Objective:
Repeat exactly the stretch of lines that starts with the one containing "Output a JSON" and ends with the last line of the material. Leave out pictures.

Supplied information:
━━━━━━━━━━━━━━━━━━━━

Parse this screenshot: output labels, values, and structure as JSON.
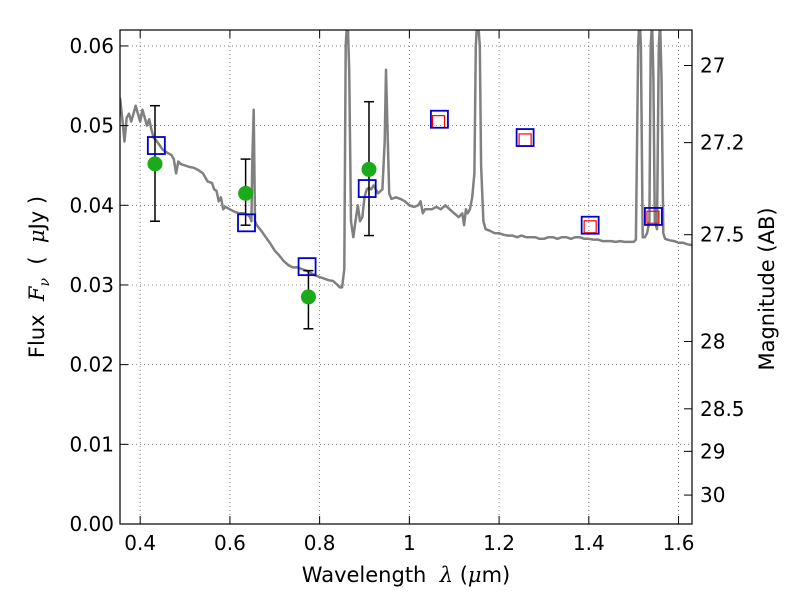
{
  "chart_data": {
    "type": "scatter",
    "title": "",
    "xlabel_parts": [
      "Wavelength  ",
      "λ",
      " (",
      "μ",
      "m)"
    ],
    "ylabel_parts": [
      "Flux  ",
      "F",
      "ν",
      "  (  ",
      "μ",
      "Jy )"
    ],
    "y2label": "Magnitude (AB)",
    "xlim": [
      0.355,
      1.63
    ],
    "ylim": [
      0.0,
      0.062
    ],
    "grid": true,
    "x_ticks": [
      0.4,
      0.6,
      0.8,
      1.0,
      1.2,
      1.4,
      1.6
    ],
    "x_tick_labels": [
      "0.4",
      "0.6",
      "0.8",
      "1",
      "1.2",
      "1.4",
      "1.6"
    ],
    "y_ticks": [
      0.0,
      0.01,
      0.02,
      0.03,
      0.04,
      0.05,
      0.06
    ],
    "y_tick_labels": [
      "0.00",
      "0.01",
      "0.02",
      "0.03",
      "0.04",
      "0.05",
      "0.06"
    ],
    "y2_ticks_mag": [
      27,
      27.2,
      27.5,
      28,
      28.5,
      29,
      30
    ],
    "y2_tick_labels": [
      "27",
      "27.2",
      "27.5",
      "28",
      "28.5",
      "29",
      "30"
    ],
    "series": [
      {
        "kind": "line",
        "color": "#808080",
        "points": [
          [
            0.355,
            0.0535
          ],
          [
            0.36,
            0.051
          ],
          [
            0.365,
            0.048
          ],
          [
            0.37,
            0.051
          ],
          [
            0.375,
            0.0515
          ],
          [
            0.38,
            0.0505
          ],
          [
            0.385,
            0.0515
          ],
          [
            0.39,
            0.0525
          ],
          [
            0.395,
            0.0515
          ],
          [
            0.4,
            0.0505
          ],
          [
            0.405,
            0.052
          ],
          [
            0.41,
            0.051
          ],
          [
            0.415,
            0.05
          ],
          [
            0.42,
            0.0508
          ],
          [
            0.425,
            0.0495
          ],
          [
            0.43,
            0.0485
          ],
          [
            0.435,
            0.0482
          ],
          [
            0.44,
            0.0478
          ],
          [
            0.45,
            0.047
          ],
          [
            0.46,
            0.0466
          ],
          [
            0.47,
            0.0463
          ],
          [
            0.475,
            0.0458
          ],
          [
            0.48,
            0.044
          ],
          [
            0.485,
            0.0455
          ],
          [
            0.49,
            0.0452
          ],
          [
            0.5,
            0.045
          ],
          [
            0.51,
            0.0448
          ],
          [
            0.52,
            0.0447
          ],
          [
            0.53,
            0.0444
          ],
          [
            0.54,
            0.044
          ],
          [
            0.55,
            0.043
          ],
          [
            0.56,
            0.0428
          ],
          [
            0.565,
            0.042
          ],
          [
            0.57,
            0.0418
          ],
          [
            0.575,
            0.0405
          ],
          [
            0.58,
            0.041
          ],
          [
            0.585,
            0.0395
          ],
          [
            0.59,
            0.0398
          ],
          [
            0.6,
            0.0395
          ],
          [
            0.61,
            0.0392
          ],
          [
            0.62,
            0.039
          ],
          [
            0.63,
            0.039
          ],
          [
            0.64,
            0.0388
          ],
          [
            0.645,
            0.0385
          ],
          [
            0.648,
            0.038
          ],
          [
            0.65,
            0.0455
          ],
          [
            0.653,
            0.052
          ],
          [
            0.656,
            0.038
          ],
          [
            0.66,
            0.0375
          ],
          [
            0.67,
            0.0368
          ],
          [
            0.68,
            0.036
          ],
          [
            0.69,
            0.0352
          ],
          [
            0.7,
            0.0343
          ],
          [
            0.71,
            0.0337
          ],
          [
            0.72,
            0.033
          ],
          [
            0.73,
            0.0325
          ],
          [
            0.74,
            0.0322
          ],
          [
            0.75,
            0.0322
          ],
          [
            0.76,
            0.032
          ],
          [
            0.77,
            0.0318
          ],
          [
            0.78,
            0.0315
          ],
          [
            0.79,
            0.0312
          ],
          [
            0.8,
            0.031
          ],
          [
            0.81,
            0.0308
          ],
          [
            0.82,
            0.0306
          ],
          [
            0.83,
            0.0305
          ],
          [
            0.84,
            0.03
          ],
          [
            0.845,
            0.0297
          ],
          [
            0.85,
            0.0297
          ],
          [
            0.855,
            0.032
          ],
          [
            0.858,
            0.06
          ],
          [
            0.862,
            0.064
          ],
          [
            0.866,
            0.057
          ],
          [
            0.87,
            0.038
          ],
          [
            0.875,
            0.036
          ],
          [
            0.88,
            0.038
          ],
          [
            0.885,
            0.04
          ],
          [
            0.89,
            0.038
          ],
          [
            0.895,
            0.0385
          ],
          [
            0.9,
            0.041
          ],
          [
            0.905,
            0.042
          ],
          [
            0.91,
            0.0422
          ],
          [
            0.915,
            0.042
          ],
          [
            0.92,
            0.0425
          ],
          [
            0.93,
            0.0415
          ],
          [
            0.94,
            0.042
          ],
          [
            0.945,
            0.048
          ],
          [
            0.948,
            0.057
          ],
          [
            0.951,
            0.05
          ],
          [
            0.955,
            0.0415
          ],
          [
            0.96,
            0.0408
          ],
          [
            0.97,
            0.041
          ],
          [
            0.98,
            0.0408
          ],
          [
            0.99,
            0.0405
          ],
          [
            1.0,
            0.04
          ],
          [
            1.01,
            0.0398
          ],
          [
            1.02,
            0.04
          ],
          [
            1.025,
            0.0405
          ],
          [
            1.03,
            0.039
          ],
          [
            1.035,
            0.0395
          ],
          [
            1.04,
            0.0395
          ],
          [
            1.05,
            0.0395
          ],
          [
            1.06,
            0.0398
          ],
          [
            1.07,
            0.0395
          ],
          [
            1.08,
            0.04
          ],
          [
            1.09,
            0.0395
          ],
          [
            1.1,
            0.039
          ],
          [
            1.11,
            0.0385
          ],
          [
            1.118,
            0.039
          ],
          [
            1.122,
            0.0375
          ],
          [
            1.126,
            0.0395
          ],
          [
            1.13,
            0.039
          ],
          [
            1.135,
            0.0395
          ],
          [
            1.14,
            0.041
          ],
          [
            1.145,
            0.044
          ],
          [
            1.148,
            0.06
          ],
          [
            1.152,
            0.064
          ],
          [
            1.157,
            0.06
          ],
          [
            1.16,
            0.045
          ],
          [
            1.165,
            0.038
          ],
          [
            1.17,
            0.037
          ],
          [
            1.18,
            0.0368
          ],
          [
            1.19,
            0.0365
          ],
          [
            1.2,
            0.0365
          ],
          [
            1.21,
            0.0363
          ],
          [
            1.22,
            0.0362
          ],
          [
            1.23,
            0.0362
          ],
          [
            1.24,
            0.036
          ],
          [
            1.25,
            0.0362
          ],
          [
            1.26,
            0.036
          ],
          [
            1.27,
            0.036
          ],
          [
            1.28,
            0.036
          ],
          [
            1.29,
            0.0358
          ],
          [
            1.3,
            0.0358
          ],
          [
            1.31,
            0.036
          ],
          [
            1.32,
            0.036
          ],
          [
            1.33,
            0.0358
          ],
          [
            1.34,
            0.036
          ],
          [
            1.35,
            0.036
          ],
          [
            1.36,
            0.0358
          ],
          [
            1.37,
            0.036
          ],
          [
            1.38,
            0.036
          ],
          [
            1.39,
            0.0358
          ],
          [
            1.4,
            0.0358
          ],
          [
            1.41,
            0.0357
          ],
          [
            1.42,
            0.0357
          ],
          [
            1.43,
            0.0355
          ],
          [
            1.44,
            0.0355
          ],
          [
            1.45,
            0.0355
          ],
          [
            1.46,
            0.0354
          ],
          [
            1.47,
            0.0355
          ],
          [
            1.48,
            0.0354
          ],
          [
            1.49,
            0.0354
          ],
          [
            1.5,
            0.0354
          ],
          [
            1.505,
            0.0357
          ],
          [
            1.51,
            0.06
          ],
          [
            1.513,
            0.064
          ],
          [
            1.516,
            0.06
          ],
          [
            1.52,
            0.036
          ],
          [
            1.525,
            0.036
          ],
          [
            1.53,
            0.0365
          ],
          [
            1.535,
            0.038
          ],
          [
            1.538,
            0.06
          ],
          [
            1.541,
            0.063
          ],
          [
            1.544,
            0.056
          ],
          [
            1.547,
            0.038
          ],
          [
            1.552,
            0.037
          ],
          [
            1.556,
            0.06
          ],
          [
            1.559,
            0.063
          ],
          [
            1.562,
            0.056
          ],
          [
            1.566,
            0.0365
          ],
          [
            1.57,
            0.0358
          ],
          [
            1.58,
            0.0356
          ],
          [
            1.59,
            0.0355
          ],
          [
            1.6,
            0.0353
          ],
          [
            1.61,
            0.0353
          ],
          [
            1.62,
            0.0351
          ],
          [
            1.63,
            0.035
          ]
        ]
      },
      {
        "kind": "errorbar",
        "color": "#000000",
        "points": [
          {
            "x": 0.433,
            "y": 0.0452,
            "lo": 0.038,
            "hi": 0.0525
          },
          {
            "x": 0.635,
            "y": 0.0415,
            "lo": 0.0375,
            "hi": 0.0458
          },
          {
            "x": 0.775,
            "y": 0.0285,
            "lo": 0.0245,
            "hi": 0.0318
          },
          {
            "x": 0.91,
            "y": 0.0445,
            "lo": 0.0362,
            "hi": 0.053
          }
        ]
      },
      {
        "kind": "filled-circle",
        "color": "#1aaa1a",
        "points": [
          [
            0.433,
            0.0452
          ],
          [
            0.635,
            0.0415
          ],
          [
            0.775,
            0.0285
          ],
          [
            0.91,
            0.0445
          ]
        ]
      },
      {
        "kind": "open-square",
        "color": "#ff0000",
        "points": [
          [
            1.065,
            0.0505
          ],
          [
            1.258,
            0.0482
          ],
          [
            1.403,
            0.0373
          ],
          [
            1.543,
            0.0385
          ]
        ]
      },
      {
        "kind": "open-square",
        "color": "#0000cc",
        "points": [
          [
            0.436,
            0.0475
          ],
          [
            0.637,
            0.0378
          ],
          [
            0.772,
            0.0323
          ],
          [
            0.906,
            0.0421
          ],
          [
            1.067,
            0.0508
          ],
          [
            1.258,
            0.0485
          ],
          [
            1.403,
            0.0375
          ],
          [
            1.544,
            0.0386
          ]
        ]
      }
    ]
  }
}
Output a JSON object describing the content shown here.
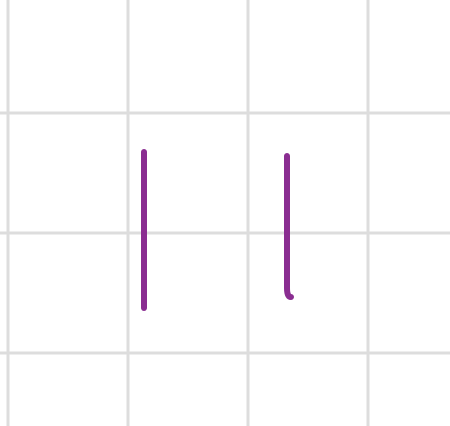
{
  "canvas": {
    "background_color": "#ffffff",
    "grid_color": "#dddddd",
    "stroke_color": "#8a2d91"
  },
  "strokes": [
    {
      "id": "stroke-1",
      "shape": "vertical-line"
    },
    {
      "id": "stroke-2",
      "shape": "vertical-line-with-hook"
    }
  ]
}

━━━━━━━━━━━━━━━━━━━━

Final answer:
Output a JSON object describing the content shown here.
{
  "canvas": {
    "background_color": "#ffffff",
    "grid_color": "#dddddd",
    "stroke_color": "#8a2d91"
  },
  "strokes": [
    {
      "id": "stroke-1",
      "shape": "vertical-line"
    },
    {
      "id": "stroke-2",
      "shape": "vertical-line-with-hook"
    }
  ]
}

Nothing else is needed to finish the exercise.